Extract the full set of records that follows, word for word.

■ Stored data entries
* * *

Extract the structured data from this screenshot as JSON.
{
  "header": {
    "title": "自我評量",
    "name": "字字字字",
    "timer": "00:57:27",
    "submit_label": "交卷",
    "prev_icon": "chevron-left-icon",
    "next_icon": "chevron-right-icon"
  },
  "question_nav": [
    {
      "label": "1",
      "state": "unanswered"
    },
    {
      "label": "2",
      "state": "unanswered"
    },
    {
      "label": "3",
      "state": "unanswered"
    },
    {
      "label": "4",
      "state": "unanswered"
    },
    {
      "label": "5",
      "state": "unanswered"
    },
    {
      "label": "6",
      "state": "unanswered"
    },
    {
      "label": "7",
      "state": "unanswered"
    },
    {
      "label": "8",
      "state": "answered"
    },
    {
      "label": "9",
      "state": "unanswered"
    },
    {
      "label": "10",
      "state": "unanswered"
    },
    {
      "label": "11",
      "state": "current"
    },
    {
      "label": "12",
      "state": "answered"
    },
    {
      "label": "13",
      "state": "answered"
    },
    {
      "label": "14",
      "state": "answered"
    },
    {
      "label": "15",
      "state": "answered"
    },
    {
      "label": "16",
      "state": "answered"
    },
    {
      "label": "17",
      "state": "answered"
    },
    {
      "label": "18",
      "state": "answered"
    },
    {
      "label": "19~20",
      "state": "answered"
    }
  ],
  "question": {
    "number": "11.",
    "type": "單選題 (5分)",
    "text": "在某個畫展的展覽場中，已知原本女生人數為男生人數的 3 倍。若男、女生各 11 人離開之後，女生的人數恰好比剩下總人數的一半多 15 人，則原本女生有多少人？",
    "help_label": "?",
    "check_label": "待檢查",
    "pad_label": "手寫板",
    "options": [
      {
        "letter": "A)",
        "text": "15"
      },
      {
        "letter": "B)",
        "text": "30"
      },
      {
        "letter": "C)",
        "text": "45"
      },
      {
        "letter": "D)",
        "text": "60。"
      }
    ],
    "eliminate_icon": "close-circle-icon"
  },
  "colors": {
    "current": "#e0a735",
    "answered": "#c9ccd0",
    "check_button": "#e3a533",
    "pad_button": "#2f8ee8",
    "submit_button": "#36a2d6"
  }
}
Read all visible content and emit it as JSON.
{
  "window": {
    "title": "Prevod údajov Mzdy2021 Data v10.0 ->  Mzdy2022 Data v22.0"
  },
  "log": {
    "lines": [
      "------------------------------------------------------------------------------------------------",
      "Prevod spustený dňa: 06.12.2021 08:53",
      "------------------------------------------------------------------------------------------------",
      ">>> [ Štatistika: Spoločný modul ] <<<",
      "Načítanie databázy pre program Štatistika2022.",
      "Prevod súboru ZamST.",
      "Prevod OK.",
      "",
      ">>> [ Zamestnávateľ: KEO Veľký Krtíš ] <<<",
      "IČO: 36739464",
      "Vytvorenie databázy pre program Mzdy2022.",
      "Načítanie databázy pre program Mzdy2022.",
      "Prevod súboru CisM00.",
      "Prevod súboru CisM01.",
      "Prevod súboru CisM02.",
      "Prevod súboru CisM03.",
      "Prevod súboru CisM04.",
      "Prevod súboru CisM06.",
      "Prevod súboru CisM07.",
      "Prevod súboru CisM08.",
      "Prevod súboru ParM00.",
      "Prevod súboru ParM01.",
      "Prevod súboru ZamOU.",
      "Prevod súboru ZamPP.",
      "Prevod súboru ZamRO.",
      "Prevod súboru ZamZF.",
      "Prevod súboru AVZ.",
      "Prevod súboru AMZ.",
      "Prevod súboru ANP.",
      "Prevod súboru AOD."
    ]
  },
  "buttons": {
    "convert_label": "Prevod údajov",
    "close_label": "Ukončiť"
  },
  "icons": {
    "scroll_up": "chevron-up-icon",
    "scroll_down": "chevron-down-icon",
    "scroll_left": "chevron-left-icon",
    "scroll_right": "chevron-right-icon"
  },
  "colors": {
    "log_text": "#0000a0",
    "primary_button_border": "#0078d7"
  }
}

* * *

■ FINISHED TASK
Extract the structured data from this screenshot as JSON.
{
  "header": {
    "title": "自我評量",
    "name": "字字字字",
    "timer": "00:57:27",
    "submit_label": "交卷",
    "prev_icon": "chevron-left-icon",
    "next_icon": "chevron-right-icon"
  },
  "question_nav": [
    {
      "label": "1",
      "state": "unanswered"
    },
    {
      "label": "2",
      "state": "unanswered"
    },
    {
      "label": "3",
      "state": "unanswered"
    },
    {
      "label": "4",
      "state": "unanswered"
    },
    {
      "label": "5",
      "state": "unanswered"
    },
    {
      "label": "6",
      "state": "unanswered"
    },
    {
      "label": "7",
      "state": "unanswered"
    },
    {
      "label": "8",
      "state": "answered"
    },
    {
      "label": "9",
      "state": "unanswered"
    },
    {
      "label": "10",
      "state": "unanswered"
    },
    {
      "label": "11",
      "state": "current"
    },
    {
      "label": "12",
      "state": "answered"
    },
    {
      "label": "13",
      "state": "answered"
    },
    {
      "label": "14",
      "state": "answered"
    },
    {
      "label": "15",
      "state": "answered"
    },
    {
      "label": "16",
      "state": "answered"
    },
    {
      "label": "17",
      "state": "answered"
    },
    {
      "label": "18",
      "state": "answered"
    },
    {
      "label": "19~20",
      "state": "answered"
    }
  ],
  "question": {
    "number": "11.",
    "type": "單選題 (5分)",
    "text": "在某個畫展的展覽場中，已知原本女生人數為男生人數的 3 倍。若男、女生各 11 人離開之後，女生的人數恰好比剩下總人數的一半多 15 人，則原本女生有多少人？",
    "help_label": "?",
    "check_label": "待檢查",
    "pad_label": "手寫板",
    "options": [
      {
        "letter": "A)",
        "text": "15"
      },
      {
        "letter": "B)",
        "text": "30"
      },
      {
        "letter": "C)",
        "text": "45"
      },
      {
        "letter": "D)",
        "text": "60。"
      }
    ],
    "eliminate_icon": "close-circle-icon"
  },
  "colors": {
    "current": "#e0a735",
    "answered": "#c9ccd0",
    "check_button": "#e3a533",
    "pad_button": "#2f8ee8",
    "submit_button": "#36a2d6"
  }
}
Read all visible content and emit it as JSON.
{
  "window": {
    "title": "Prevod údajov Mzdy2021 Data v10.0 ->  Mzdy2022 Data v22.0"
  },
  "log": {
    "lines": [
      "------------------------------------------------------------------------------------------------",
      "Prevod spustený dňa: 06.12.2021 08:53",
      "------------------------------------------------------------------------------------------------",
      ">>> [ Štatistika: Spoločný modul ] <<<",
      "Načítanie databázy pre program Štatistika2022.",
      "Prevod súboru ZamST.",
      "Prevod OK.",
      "",
      ">>> [ Zamestnávateľ: KEO Veľký Krtíš ] <<<",
      "IČO: 36739464",
      "Vytvorenie databázy pre program Mzdy2022.",
      "Načítanie databázy pre program Mzdy2022.",
      "Prevod súboru CisM00.",
      "Prevod súboru CisM01.",
      "Prevod súboru CisM02.",
      "Prevod súboru CisM03.",
      "Prevod súboru CisM04.",
      "Prevod súboru CisM06.",
      "Prevod súboru CisM07.",
      "Prevod súboru CisM08.",
      "Prevod súboru ParM00.",
      "Prevod súboru ParM01.",
      "Prevod súboru ZamOU.",
      "Prevod súboru ZamPP.",
      "Prevod súboru ZamRO.",
      "Prevod súboru ZamZF.",
      "Prevod súboru AVZ.",
      "Prevod súboru AMZ.",
      "Prevod súboru ANP.",
      "Prevod súboru AOD."
    ]
  },
  "buttons": {
    "convert_label": "Prevod údajov",
    "close_label": "Ukončiť"
  },
  "icons": {
    "scroll_up": "chevron-up-icon",
    "scroll_down": "chevron-down-icon",
    "scroll_left": "chevron-left-icon",
    "scroll_right": "chevron-right-icon"
  },
  "colors": {
    "log_text": "#0000a0",
    "primary_button_border": "#0078d7"
  }
}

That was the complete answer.